Instructions for the task
In the records that follow, locate every line with "JSON" and extract it.

Listed records
◆ ◆ ◆ ◆ ◆ ◆ ◆
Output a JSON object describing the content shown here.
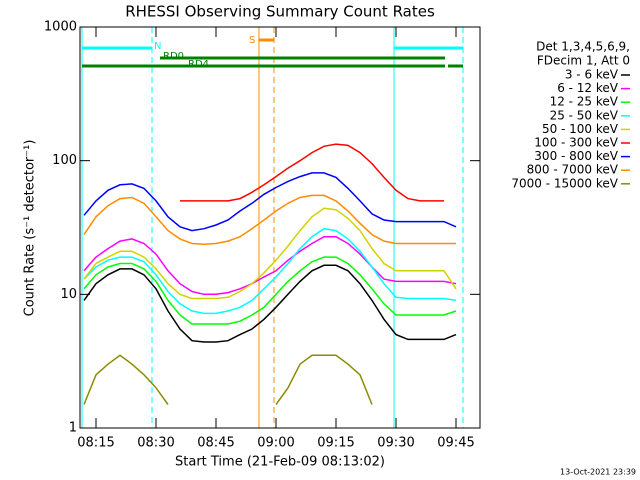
{
  "chart_data": {
    "type": "line",
    "title": "RHESSI Observing Summary Count Rates",
    "x_label": "Start Time (21-Feb-09 08:13:02)",
    "y_label": "Count Rate (s⁻¹ detector⁻¹)",
    "legend_header": [
      "Det 1,3,4,5,6,9,",
      "FDecim 1, Att 0"
    ],
    "footer": "13-Oct-2021 23:39",
    "log_y": true,
    "ylim": [
      1,
      1000
    ],
    "yticks": [
      1,
      10,
      100,
      1000
    ],
    "xlim": [
      11,
      111
    ],
    "xticks": [
      {
        "value": 15,
        "label": "08:15"
      },
      {
        "value": 30,
        "label": "08:30"
      },
      {
        "value": 45,
        "label": "08:45"
      },
      {
        "value": 60,
        "label": "09:00"
      },
      {
        "value": 75,
        "label": "09:15"
      },
      {
        "value": 90,
        "label": "09:30"
      },
      {
        "value": 105,
        "label": "09:45"
      }
    ],
    "x": [
      12,
      15,
      18,
      21,
      24,
      27,
      30,
      33,
      36,
      39,
      42,
      45,
      48,
      51,
      54,
      57,
      60,
      63,
      66,
      69,
      72,
      75,
      78,
      81,
      84,
      87,
      90,
      93,
      96,
      99,
      102,
      105
    ],
    "series": [
      {
        "name": "3 - 6 keV",
        "color": "#000000",
        "values": [
          9,
          12,
          14,
          15.5,
          15.5,
          14,
          11,
          7.5,
          5.5,
          4.5,
          4.4,
          4.4,
          4.5,
          5,
          5.5,
          6.5,
          8,
          10,
          12.5,
          15,
          16.5,
          16.5,
          15,
          12,
          9,
          6.5,
          5,
          4.6,
          4.6,
          4.6,
          4.6,
          5
        ]
      },
      {
        "name": "6 - 12 keV",
        "color": "#ff00ff",
        "values": [
          15,
          19,
          22,
          25,
          26,
          24,
          20,
          15,
          12,
          10.5,
          10,
          10,
          10.3,
          11,
          12,
          13.5,
          15,
          18,
          21,
          24,
          27,
          27,
          24,
          20,
          16,
          13,
          12.5,
          12.5,
          12.5,
          12.5,
          12.5,
          12
        ]
      },
      {
        "name": "12 - 25 keV",
        "color": "#00ff00",
        "values": [
          11,
          14,
          16,
          17,
          17,
          15.5,
          12.5,
          9,
          7,
          6,
          6,
          6,
          6,
          6.3,
          7,
          8,
          10,
          12.5,
          15,
          17.5,
          19,
          19,
          17,
          14,
          11,
          8.5,
          7,
          7,
          7,
          7,
          7,
          7.5
        ]
      },
      {
        "name": "25 - 50 keV",
        "color": "#00ffff",
        "values": [
          13,
          16,
          18,
          19,
          19,
          17.5,
          14,
          10.5,
          8.5,
          7.5,
          7.2,
          7.2,
          7.5,
          8,
          9,
          11,
          13.5,
          17,
          22,
          27,
          31,
          30,
          26,
          21,
          16,
          12,
          9.5,
          9.3,
          9.3,
          9.3,
          9.3,
          9
        ]
      },
      {
        "name": "50 - 100 keV",
        "color": "#d2d200",
        "values": [
          13,
          17,
          19,
          21,
          21,
          19,
          15.5,
          12,
          10,
          9.3,
          9.3,
          9.3,
          9.5,
          10.5,
          12,
          14.5,
          18,
          23,
          30,
          38,
          44,
          43,
          37,
          30,
          22,
          17,
          15,
          15,
          15,
          15,
          15,
          11
        ]
      },
      {
        "name": "100 - 300 keV",
        "color": "#ff0000",
        "values": [
          null,
          null,
          null,
          null,
          null,
          null,
          null,
          null,
          50,
          50,
          50,
          50,
          50,
          52,
          58,
          66,
          76,
          88,
          100,
          115,
          128,
          133,
          130,
          115,
          95,
          75,
          60,
          52,
          50,
          50,
          50,
          null
        ]
      },
      {
        "name": "300 - 800 keV",
        "color": "#0000ff",
        "values": [
          39,
          50,
          60,
          66,
          67,
          62,
          50,
          38,
          32,
          30,
          31,
          33,
          36,
          42,
          48,
          56,
          63,
          70,
          76,
          81,
          81,
          75,
          62,
          50,
          40,
          36,
          35,
          35,
          35,
          35,
          35,
          32
        ]
      },
      {
        "name": "800 - 7000 keV",
        "color": "#ff8c00",
        "values": [
          28,
          38,
          46,
          52,
          53,
          48,
          38,
          30,
          26,
          24,
          23.7,
          24,
          25,
          27,
          31,
          36,
          42,
          48,
          53,
          55,
          55,
          50,
          42,
          34,
          28,
          25,
          24,
          24,
          24,
          24,
          24,
          24
        ]
      },
      {
        "name": "7000 - 15000 keV",
        "color": "#8b8b00",
        "values": [
          1.5,
          2.5,
          3,
          3.5,
          3,
          2.5,
          2,
          1.5,
          null,
          null,
          null,
          null,
          null,
          null,
          null,
          null,
          1.5,
          2,
          3,
          3.5,
          3.5,
          3.5,
          3,
          2.5,
          1.5,
          null,
          null,
          null,
          null,
          null,
          null,
          null
        ]
      }
    ],
    "intervals": [
      {
        "label": "N",
        "color": "#00ffff",
        "lines": true,
        "segments": [
          [
            11.5,
            29
          ],
          [
            89.5,
            106.75
          ]
        ]
      },
      {
        "label": "S",
        "color": "#ff8c00",
        "lines": true,
        "segments": [
          [
            55.75,
            59.5
          ]
        ]
      },
      {
        "label": "RD0",
        "color": "#008000",
        "lines": false,
        "segments": [
          [
            31,
            102.25
          ]
        ]
      },
      {
        "label": "RD4",
        "color": "#008000",
        "lines": false,
        "segments": [
          [
            11.5,
            102.25
          ],
          [
            103,
            106.75
          ]
        ]
      }
    ]
  }
}
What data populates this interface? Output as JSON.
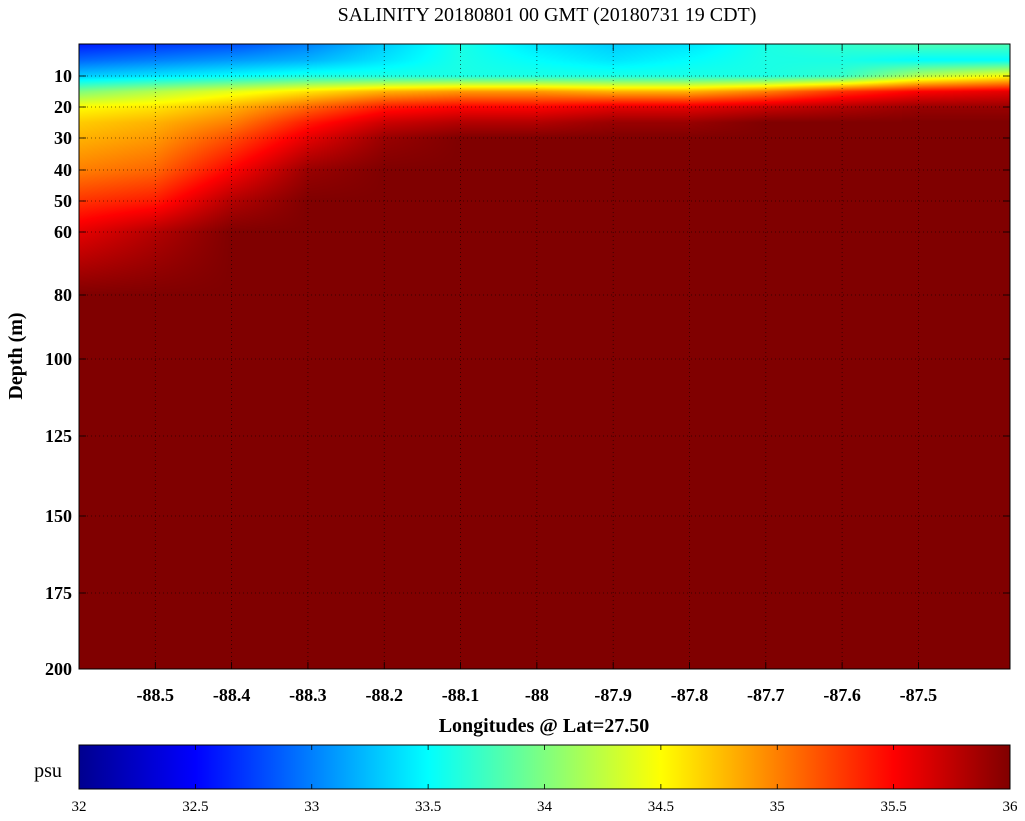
{
  "chart_data": {
    "type": "heatmap",
    "title": "SALINITY 20180801 00 GMT (20180731 19 CDT)",
    "xlabel": "Longitudes @ Lat=27.50",
    "ylabel": "Depth (m)",
    "xlim": [
      -88.6,
      -87.38
    ],
    "ylim": [
      0,
      200
    ],
    "y_axis_reversed": true,
    "y_scale": "nonlinear (stretched near surface)",
    "grid": true,
    "x_ticks": [
      -88.5,
      -88.4,
      -88.3,
      -88.2,
      -88.1,
      -88,
      -87.9,
      -87.8,
      -87.7,
      -87.6,
      -87.5
    ],
    "x_tick_labels": [
      "-88.5",
      "-88.4",
      "-88.3",
      "-88.2",
      "-88.1",
      "-88",
      "-87.9",
      "-87.8",
      "-87.7",
      "-87.6",
      "-87.5"
    ],
    "y_ticks": [
      10,
      20,
      30,
      40,
      50,
      60,
      80,
      100,
      125,
      150,
      175,
      200
    ],
    "y_tick_labels": [
      "10",
      "20",
      "30",
      "40",
      "50",
      "60",
      "80",
      "100",
      "125",
      "150",
      "175",
      "200"
    ],
    "colorbar": {
      "unit": "psu",
      "range": [
        32,
        36
      ],
      "ticks": [
        32,
        32.5,
        33,
        33.5,
        34,
        34.5,
        35,
        35.5,
        36
      ],
      "tick_labels": [
        "32",
        "32.5",
        "33",
        "33.5",
        "34",
        "34.5",
        "35",
        "35.5",
        "36"
      ],
      "colormap": "jet",
      "location": "bottom"
    },
    "field": {
      "x": [
        -88.6,
        -88.5,
        -88.4,
        -88.3,
        -88.2,
        -88.1,
        -88.0,
        -87.9,
        -87.8,
        -87.7,
        -87.6,
        -87.5,
        -87.38
      ],
      "depths": [
        0,
        5,
        10,
        15,
        20,
        25,
        30,
        40,
        50,
        60,
        80,
        200
      ],
      "values": [
        [
          32.6,
          32.7,
          32.8,
          33.0,
          33.3,
          33.6,
          33.4,
          33.3,
          33.4,
          33.6,
          33.7,
          33.8,
          33.8
        ],
        [
          32.9,
          33.0,
          33.1,
          33.2,
          33.4,
          33.6,
          33.5,
          33.4,
          33.5,
          33.6,
          33.6,
          33.5,
          33.5
        ],
        [
          33.3,
          33.4,
          33.5,
          33.6,
          33.6,
          33.6,
          33.6,
          33.6,
          33.6,
          33.6,
          33.7,
          34.2,
          34.5
        ],
        [
          34.0,
          34.2,
          34.4,
          34.6,
          34.8,
          34.9,
          34.9,
          34.8,
          34.8,
          35.0,
          35.3,
          35.5,
          35.6
        ],
        [
          34.5,
          34.6,
          34.8,
          35.1,
          35.4,
          35.5,
          35.5,
          35.6,
          35.6,
          35.7,
          35.8,
          35.9,
          35.9
        ],
        [
          34.7,
          34.8,
          35.0,
          35.4,
          35.7,
          35.8,
          35.8,
          35.9,
          35.9,
          36.0,
          36.0,
          36.0,
          36.0
        ],
        [
          34.8,
          34.9,
          35.2,
          35.6,
          35.9,
          36.0,
          36.0,
          36.0,
          36.0,
          36.0,
          36.0,
          36.0,
          36.0
        ],
        [
          35.0,
          35.1,
          35.5,
          35.9,
          36.0,
          36.0,
          36.0,
          36.0,
          36.0,
          36.0,
          36.0,
          36.0,
          36.0
        ],
        [
          35.3,
          35.4,
          35.8,
          36.0,
          36.0,
          36.0,
          36.0,
          36.0,
          36.0,
          36.0,
          36.0,
          36.0,
          36.0
        ],
        [
          35.6,
          35.8,
          36.0,
          36.0,
          36.0,
          36.0,
          36.0,
          36.0,
          36.0,
          36.0,
          36.0,
          36.0,
          36.0
        ],
        [
          36.0,
          36.0,
          36.0,
          36.0,
          36.0,
          36.0,
          36.0,
          36.0,
          36.0,
          36.0,
          36.0,
          36.0,
          36.0
        ],
        [
          36.0,
          36.0,
          36.0,
          36.0,
          36.0,
          36.0,
          36.0,
          36.0,
          36.0,
          36.0,
          36.0,
          36.0,
          36.0
        ]
      ]
    }
  }
}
◆ ◆ ◆ ◆ ◆ ◆ ◆
Result of the task
Output a JSON object describing the content shown here.
What data populates this interface? Output as JSON.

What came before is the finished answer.